--- EXERCISE BRIEF ---
Take the data below and repeat it exactly.

--- DATA EXTRACT ---

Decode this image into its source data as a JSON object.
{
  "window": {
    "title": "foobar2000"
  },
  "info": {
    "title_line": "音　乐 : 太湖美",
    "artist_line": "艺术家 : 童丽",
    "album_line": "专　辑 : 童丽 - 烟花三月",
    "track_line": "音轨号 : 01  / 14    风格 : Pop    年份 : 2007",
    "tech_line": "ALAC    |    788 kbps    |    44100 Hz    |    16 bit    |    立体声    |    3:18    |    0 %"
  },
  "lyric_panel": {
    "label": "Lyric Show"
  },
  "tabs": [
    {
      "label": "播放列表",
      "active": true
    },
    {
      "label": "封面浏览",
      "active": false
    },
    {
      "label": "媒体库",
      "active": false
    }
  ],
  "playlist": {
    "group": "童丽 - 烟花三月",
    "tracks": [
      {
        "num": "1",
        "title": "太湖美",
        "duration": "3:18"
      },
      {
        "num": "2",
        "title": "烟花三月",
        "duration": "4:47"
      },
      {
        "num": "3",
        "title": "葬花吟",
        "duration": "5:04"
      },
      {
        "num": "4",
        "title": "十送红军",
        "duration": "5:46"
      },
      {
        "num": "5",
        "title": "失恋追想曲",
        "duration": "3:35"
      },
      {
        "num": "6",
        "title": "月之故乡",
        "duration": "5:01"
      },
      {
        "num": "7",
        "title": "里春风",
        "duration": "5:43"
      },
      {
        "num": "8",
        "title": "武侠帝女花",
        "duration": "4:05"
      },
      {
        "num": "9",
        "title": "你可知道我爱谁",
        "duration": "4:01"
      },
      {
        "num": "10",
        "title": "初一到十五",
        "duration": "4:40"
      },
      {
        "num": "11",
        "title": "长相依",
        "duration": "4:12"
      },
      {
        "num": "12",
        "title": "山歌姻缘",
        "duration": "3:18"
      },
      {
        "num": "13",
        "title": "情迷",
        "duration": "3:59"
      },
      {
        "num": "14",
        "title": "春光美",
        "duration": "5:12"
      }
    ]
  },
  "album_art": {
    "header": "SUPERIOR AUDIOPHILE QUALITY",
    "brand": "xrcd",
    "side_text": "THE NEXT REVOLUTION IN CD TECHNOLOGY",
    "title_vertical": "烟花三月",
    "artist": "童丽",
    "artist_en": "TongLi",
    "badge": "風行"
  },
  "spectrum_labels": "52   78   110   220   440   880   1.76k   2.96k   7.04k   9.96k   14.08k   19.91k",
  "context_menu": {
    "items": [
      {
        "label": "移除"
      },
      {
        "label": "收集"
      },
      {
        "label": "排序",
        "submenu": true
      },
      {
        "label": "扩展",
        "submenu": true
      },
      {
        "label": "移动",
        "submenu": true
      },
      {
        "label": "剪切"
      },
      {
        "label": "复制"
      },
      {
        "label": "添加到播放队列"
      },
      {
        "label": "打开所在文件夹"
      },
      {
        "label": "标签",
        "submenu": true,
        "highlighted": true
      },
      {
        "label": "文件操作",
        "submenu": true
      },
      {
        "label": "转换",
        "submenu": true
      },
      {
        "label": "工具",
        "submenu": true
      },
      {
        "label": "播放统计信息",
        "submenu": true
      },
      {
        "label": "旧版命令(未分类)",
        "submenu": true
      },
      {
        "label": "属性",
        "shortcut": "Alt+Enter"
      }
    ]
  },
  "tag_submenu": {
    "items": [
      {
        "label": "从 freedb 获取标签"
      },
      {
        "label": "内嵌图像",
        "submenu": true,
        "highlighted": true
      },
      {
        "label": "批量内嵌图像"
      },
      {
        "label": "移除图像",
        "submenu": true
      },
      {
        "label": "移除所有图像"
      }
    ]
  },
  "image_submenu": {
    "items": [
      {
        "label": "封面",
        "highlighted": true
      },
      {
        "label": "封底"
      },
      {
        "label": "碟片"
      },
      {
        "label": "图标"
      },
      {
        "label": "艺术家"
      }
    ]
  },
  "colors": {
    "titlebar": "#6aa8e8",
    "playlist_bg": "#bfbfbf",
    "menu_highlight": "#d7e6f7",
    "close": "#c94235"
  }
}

--- SOLVED PROBLEM ---
Decode this image into its source data as a JSON object.
{
  "window": {
    "title": "foobar2000"
  },
  "info": {
    "title_line": "音　乐 : 太湖美",
    "artist_line": "艺术家 : 童丽",
    "album_line": "专　辑 : 童丽 - 烟花三月",
    "track_line": "音轨号 : 01  / 14    风格 : Pop    年份 : 2007",
    "tech_line": "ALAC    |    788 kbps    |    44100 Hz    |    16 bit    |    立体声    |    3:18    |    0 %"
  },
  "lyric_panel": {
    "label": "Lyric Show"
  },
  "tabs": [
    {
      "label": "播放列表",
      "active": true
    },
    {
      "label": "封面浏览",
      "active": false
    },
    {
      "label": "媒体库",
      "active": false
    }
  ],
  "playlist": {
    "group": "童丽 - 烟花三月",
    "tracks": [
      {
        "num": "1",
        "title": "太湖美",
        "duration": "3:18"
      },
      {
        "num": "2",
        "title": "烟花三月",
        "duration": "4:47"
      },
      {
        "num": "3",
        "title": "葬花吟",
        "duration": "5:04"
      },
      {
        "num": "4",
        "title": "十送红军",
        "duration": "5:46"
      },
      {
        "num": "5",
        "title": "失恋追想曲",
        "duration": "3:35"
      },
      {
        "num": "6",
        "title": "月之故乡",
        "duration": "5:01"
      },
      {
        "num": "7",
        "title": "里春风",
        "duration": "5:43"
      },
      {
        "num": "8",
        "title": "武侠帝女花",
        "duration": "4:05"
      },
      {
        "num": "9",
        "title": "你可知道我爱谁",
        "duration": "4:01"
      },
      {
        "num": "10",
        "title": "初一到十五",
        "duration": "4:40"
      },
      {
        "num": "11",
        "title": "长相依",
        "duration": "4:12"
      },
      {
        "num": "12",
        "title": "山歌姻缘",
        "duration": "3:18"
      },
      {
        "num": "13",
        "title": "情迷",
        "duration": "3:59"
      },
      {
        "num": "14",
        "title": "春光美",
        "duration": "5:12"
      }
    ]
  },
  "album_art": {
    "header": "SUPERIOR AUDIOPHILE QUALITY",
    "brand": "xrcd",
    "side_text": "THE NEXT REVOLUTION IN CD TECHNOLOGY",
    "title_vertical": "烟花三月",
    "artist": "童丽",
    "artist_en": "TongLi",
    "badge": "風行"
  },
  "spectrum_labels": "52   78   110   220   440   880   1.76k   2.96k   7.04k   9.96k   14.08k   19.91k",
  "context_menu": {
    "items": [
      {
        "label": "移除"
      },
      {
        "label": "收集"
      },
      {
        "label": "排序",
        "submenu": true
      },
      {
        "label": "扩展",
        "submenu": true
      },
      {
        "label": "移动",
        "submenu": true
      },
      {
        "label": "剪切"
      },
      {
        "label": "复制"
      },
      {
        "label": "添加到播放队列"
      },
      {
        "label": "打开所在文件夹"
      },
      {
        "label": "标签",
        "submenu": true,
        "highlighted": true
      },
      {
        "label": "文件操作",
        "submenu": true
      },
      {
        "label": "转换",
        "submenu": true
      },
      {
        "label": "工具",
        "submenu": true
      },
      {
        "label": "播放统计信息",
        "submenu": true
      },
      {
        "label": "旧版命令(未分类)",
        "submenu": true
      },
      {
        "label": "属性",
        "shortcut": "Alt+Enter"
      }
    ]
  },
  "tag_submenu": {
    "items": [
      {
        "label": "从 freedb 获取标签"
      },
      {
        "label": "内嵌图像",
        "submenu": true,
        "highlighted": true
      },
      {
        "label": "批量内嵌图像"
      },
      {
        "label": "移除图像",
        "submenu": true
      },
      {
        "label": "移除所有图像"
      }
    ]
  },
  "image_submenu": {
    "items": [
      {
        "label": "封面",
        "highlighted": true
      },
      {
        "label": "封底"
      },
      {
        "label": "碟片"
      },
      {
        "label": "图标"
      },
      {
        "label": "艺术家"
      }
    ]
  },
  "colors": {
    "titlebar": "#6aa8e8",
    "playlist_bg": "#bfbfbf",
    "menu_highlight": "#d7e6f7",
    "close": "#c94235"
  }
}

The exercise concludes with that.